TASK TO CARRY OUT:
Write every line of the material out exactly as shown.

-- start PROVIDED RECORDS --

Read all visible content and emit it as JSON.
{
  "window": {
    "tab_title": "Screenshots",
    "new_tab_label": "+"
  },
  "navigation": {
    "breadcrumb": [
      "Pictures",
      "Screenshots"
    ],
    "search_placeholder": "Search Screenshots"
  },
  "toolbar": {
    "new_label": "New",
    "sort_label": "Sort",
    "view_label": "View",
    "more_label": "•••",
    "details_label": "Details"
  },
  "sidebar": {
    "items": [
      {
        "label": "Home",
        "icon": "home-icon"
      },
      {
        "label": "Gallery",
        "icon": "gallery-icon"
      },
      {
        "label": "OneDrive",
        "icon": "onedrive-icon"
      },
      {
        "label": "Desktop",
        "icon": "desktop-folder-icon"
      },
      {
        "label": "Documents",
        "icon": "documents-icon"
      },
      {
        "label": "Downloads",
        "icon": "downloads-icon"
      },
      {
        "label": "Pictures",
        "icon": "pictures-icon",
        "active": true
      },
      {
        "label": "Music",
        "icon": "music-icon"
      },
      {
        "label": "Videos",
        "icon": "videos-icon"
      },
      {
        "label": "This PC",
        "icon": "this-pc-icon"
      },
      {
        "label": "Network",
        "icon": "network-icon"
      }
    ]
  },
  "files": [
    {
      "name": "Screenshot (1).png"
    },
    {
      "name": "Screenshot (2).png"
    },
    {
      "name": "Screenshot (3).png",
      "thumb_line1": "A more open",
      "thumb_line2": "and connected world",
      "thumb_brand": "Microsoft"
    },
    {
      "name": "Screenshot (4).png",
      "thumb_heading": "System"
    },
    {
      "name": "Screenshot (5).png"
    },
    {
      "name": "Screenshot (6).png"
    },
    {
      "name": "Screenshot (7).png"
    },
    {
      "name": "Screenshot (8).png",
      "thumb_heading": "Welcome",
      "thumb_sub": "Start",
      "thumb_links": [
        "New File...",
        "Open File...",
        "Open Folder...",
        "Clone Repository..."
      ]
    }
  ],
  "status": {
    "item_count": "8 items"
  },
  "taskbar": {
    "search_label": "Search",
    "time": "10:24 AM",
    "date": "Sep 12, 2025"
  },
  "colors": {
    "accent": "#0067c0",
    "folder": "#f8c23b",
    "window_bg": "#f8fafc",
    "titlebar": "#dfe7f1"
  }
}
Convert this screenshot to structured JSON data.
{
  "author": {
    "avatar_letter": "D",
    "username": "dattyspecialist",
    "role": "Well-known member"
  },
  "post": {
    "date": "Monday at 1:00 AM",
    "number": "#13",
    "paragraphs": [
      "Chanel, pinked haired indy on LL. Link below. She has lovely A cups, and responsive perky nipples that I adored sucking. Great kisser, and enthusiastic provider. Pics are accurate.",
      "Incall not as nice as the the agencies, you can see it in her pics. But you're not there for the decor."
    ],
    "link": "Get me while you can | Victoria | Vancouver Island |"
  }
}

-- end PROVIDED RECORDS --

COMPLETE OUTPUT:
Read all visible content and emit it as JSON.
{
  "window": {
    "tab_title": "Screenshots",
    "new_tab_label": "+"
  },
  "navigation": {
    "breadcrumb": [
      "Pictures",
      "Screenshots"
    ],
    "search_placeholder": "Search Screenshots"
  },
  "toolbar": {
    "new_label": "New",
    "sort_label": "Sort",
    "view_label": "View",
    "more_label": "•••",
    "details_label": "Details"
  },
  "sidebar": {
    "items": [
      {
        "label": "Home",
        "icon": "home-icon"
      },
      {
        "label": "Gallery",
        "icon": "gallery-icon"
      },
      {
        "label": "OneDrive",
        "icon": "onedrive-icon"
      },
      {
        "label": "Desktop",
        "icon": "desktop-folder-icon"
      },
      {
        "label": "Documents",
        "icon": "documents-icon"
      },
      {
        "label": "Downloads",
        "icon": "downloads-icon"
      },
      {
        "label": "Pictures",
        "icon": "pictures-icon",
        "active": true
      },
      {
        "label": "Music",
        "icon": "music-icon"
      },
      {
        "label": "Videos",
        "icon": "videos-icon"
      },
      {
        "label": "This PC",
        "icon": "this-pc-icon"
      },
      {
        "label": "Network",
        "icon": "network-icon"
      }
    ]
  },
  "files": [
    {
      "name": "Screenshot (1).png"
    },
    {
      "name": "Screenshot (2).png"
    },
    {
      "name": "Screenshot (3).png",
      "thumb_line1": "A more open",
      "thumb_line2": "and connected world",
      "thumb_brand": "Microsoft"
    },
    {
      "name": "Screenshot (4).png",
      "thumb_heading": "System"
    },
    {
      "name": "Screenshot (5).png"
    },
    {
      "name": "Screenshot (6).png"
    },
    {
      "name": "Screenshot (7).png"
    },
    {
      "name": "Screenshot (8).png",
      "thumb_heading": "Welcome",
      "thumb_sub": "Start",
      "thumb_links": [
        "New File...",
        "Open File...",
        "Open Folder...",
        "Clone Repository..."
      ]
    }
  ],
  "status": {
    "item_count": "8 items"
  },
  "taskbar": {
    "search_label": "Search",
    "time": "10:24 AM",
    "date": "Sep 12, 2025"
  },
  "colors": {
    "accent": "#0067c0",
    "folder": "#f8c23b",
    "window_bg": "#f8fafc",
    "titlebar": "#dfe7f1"
  }
}
Convert this screenshot to structured JSON data.
{
  "author": {
    "avatar_letter": "D",
    "username": "dattyspecialist",
    "role": "Well-known member"
  },
  "post": {
    "date": "Monday at 1:00 AM",
    "number": "#13",
    "paragraphs": [
      "Chanel, pinked haired indy on LL. Link below. She has lovely A cups, and responsive perky nipples that I adored sucking. Great kisser, and enthusiastic provider. Pics are accurate.",
      "Incall not as nice as the the agencies, you can see it in her pics. But you're not there for the decor."
    ],
    "link": "Get me while you can | Victoria | Vancouver Island |"
  }
}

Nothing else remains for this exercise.